> _Selected extract_:
Love Lies Bleeding: A bloody & bold erotic thriller

Love Lies Bleeding from A24
Love Lies Bleeding from A24 /

Director Rose Glass sure has a knack for depicting obsession in her films, be it the religious fervor of Saint Maud, her debut, or an all-consuming love and infatuation that's the engine and heart of the 80s throwback Love Lies Bleeding. Glass certainly avoids a sophomore slump with her latest feature. Love Lies Bleeding is explosive, with compelling performances from its leads, Kristen Stewart as Lou and Katy O'Brian as Jackie. Their queer relationship becomes all-encompassing and leaves behind quite the body count.

Filmed in New Mexico, Love Lies Bleeding features the type of run-down town that ensnares people if they don't escape. This is best exemplified through the character of Daisy (Anna Baryshnikov), who is obsessed with Lou and whose teeth look like they're rotting out of her skull. Lou, who works at a gym, dreads such a future for herself. However, her life finds more meaning when she meets wannabe bodybuilder Jackie.

These two women, queer characters at that, continually move through masculine spaces. For instance, the film opens with shots of the gym. You can hear the clank of weights, juxtaposed with close-ups of mostly muscled male bodies. Yet, both Lou and Jackie operate and navigate this space, Lou as a worker there and Jackie as a bodybuilder. You often wonder if they'll survive such a disruption of traditionally male-occupied spaces without injury or death.

Lou and Jackie's romance starts out hot and heavy, but problems arise when Lou finds out that Jackie took a job as a waitress working at her father's gun range. In short, Lou's old man, played by veteran actor Ed Harris, is a no-good dude. Let's just say, he certainly hides the body. He's a menacing and imposing villain through and through, and it's clear Lou wants a better life for herself, free of her father's gruesome deeds and influence. The gun range setting is yet another masculine space where these women, specifically Jackie, operate.

> _Work instructions_:
Can you write the next part of the Love Lies Bleeding review, picking up after its final sentence? The entries have nothing to do with this.

> _Data shown_:
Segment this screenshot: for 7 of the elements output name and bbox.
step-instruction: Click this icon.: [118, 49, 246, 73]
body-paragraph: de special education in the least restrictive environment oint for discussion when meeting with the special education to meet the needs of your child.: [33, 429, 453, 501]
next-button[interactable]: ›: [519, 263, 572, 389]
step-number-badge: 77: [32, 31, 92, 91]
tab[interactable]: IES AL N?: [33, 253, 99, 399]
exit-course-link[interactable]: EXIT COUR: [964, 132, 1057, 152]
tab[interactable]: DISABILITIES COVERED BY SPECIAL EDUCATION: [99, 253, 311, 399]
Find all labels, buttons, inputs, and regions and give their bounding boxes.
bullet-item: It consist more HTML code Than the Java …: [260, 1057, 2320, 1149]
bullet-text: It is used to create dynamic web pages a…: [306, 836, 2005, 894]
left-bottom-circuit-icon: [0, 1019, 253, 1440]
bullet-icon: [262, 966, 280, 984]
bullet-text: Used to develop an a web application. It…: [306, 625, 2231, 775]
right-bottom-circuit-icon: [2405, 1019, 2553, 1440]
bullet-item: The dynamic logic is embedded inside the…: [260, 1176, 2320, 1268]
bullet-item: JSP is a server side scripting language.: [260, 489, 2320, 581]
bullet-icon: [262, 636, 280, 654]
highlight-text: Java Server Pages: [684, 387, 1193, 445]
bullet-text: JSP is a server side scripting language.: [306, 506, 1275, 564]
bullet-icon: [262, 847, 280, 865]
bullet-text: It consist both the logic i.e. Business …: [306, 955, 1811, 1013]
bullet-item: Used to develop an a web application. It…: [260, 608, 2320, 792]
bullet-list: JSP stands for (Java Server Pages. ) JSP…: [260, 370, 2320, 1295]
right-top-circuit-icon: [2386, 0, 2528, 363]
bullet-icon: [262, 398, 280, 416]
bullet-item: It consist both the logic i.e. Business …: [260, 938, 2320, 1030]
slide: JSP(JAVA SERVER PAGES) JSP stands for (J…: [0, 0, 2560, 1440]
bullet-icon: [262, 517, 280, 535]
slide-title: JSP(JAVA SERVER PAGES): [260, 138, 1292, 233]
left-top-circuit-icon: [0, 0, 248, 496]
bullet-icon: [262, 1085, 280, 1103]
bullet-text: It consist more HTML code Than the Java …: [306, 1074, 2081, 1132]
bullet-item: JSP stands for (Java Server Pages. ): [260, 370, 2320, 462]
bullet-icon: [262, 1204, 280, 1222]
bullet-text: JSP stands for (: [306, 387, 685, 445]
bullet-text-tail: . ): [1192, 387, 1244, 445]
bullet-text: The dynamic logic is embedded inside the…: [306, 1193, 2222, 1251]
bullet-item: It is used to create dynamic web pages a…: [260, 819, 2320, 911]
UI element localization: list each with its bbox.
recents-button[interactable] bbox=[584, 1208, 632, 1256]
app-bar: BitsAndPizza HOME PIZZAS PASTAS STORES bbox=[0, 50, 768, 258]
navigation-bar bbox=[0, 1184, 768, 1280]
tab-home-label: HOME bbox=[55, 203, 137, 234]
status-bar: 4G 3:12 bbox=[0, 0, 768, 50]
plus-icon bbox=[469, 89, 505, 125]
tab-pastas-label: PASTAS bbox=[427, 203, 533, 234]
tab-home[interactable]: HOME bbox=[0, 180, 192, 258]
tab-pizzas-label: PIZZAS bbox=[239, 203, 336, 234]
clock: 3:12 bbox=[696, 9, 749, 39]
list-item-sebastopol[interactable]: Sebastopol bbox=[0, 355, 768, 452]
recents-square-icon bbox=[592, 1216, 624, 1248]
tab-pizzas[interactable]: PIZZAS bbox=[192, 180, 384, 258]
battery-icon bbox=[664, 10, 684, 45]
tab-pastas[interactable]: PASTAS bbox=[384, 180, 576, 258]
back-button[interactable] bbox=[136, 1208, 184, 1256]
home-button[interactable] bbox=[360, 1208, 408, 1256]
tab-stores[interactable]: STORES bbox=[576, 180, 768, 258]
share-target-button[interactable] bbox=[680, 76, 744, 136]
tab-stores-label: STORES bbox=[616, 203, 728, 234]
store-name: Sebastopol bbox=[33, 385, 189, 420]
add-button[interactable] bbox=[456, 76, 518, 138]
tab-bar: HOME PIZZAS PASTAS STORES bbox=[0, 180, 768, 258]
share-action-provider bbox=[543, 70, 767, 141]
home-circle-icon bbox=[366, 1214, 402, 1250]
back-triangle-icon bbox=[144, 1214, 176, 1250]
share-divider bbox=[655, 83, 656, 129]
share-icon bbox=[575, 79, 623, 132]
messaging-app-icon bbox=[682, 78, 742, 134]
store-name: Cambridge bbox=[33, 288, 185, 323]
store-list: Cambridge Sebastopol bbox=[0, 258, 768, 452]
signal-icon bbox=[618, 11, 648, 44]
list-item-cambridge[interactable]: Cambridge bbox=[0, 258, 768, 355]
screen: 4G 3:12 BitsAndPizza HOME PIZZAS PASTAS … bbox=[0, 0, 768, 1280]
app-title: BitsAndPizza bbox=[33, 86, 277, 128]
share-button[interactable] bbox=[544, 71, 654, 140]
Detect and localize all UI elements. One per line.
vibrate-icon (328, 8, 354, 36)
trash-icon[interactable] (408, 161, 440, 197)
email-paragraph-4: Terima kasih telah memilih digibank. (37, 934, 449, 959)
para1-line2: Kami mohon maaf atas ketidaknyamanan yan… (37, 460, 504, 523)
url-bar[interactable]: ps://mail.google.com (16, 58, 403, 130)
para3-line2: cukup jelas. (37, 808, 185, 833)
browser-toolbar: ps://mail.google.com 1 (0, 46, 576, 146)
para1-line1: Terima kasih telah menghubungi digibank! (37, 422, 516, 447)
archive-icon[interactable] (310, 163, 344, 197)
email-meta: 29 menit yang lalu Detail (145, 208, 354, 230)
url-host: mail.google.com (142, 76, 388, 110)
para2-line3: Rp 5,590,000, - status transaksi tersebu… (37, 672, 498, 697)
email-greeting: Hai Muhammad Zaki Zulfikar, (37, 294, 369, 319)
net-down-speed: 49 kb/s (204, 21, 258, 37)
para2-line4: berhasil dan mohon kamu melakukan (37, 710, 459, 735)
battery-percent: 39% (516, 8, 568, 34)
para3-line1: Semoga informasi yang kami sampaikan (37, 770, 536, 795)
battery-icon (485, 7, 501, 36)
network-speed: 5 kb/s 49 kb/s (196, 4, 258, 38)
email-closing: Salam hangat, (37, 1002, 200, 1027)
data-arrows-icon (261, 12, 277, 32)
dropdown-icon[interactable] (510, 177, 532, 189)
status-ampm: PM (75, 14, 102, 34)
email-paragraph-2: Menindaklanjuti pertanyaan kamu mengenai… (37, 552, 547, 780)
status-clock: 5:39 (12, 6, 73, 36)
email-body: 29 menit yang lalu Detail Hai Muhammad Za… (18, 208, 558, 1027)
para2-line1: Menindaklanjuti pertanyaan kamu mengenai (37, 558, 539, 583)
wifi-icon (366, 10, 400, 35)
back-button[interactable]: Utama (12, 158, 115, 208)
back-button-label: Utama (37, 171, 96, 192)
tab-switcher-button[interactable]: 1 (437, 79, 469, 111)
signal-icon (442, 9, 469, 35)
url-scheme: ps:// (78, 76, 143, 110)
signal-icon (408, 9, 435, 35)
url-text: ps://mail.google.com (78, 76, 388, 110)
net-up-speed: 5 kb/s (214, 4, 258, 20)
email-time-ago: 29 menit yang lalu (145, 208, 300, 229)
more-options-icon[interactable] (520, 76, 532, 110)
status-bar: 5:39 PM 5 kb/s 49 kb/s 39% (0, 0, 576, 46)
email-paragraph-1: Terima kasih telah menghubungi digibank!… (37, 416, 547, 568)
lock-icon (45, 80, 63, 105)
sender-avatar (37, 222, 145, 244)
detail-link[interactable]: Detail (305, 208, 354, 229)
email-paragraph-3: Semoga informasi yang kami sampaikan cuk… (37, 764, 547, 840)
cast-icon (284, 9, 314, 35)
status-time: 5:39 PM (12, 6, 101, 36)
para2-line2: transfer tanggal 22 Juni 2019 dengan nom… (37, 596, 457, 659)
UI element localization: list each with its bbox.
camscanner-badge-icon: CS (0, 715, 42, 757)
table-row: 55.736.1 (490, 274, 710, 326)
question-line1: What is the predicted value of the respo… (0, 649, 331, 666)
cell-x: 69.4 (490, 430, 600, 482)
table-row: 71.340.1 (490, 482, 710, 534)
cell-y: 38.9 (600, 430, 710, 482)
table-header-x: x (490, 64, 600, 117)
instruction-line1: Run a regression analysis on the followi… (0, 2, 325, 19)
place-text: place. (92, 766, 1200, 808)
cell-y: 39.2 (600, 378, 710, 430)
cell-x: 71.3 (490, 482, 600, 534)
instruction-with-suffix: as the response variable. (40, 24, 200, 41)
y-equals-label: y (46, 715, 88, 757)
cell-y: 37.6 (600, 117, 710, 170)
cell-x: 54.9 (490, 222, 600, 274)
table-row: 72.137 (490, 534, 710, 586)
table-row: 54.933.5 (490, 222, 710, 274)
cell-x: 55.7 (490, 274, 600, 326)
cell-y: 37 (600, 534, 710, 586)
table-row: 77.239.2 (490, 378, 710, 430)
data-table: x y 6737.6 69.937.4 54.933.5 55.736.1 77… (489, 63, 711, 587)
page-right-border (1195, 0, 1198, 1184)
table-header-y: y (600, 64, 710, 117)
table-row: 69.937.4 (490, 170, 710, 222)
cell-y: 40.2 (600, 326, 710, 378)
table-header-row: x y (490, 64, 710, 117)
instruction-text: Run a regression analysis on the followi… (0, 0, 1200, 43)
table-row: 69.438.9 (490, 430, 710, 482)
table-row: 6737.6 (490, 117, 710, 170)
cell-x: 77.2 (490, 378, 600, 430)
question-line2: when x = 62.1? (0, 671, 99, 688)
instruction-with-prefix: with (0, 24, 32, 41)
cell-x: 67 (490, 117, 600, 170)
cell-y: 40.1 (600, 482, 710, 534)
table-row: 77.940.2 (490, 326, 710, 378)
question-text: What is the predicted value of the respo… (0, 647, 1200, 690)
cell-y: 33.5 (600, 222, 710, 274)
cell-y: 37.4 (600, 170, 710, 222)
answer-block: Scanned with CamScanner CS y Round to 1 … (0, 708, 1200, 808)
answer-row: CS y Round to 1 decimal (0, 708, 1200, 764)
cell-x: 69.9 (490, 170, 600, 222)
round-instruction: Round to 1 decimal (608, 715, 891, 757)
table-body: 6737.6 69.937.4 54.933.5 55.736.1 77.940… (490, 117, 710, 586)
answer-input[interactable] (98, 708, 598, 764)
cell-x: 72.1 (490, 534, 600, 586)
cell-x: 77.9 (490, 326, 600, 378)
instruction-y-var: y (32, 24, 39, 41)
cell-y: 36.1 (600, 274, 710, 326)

> _Written response_:
Love Lies Bleeding /

The cast is rounded out by the familiar Jena Malone, who plays Beth, an abused housewife who clings to her husband, JJ (Dave Franco). However, after he nearly kills her, Lou and Jackie take matters into their own hands, triggering events that unfold during the film's second half, leading to one dead body after the other, as well as cover-ups that have their own consequences. This film has some pretty gruesome and gnarly practical effects too, and Glass isn't afraid to paint the walls red when it's called for, literally.

Though Love Lies Bleeding is very much a queer romance with revenge tossed into the mix, it certainly has horror elements. Due to Lou's early influence, Jackie gets hooked on steroids, which make her monstrous. You can hear her muscles grow and pop. At times, her behavior grows deadlier and feral. This makes for an unsettling bit of body horror, and like Saint Maud, this film mixes fantastical elements with gritty realism, though I do think those scenes are handled a bit better than Saint Maud. There's also the horrific abuse that Beth suffers at the hands of JJ, to the point her face looks bludgeoned, swollen, and purple for most of the film. It's a painful and ghastly sight.

While Love Lies Bleeding deals with some of the same themes evident in Saint Maud, namely how obsession can become dangerous and violent, with her second film, Glass explores these ideas more deeply, spinning a queer romance and bloody erotic thriller in the process. Meanwhile, every performance here elevates this film beyond the bloodshed. Stewart and O'Brian play off each other so well, creating an on-screen relationship that's sexy and deadly at the same time.

Love Lies Bleeding is currently in theaters.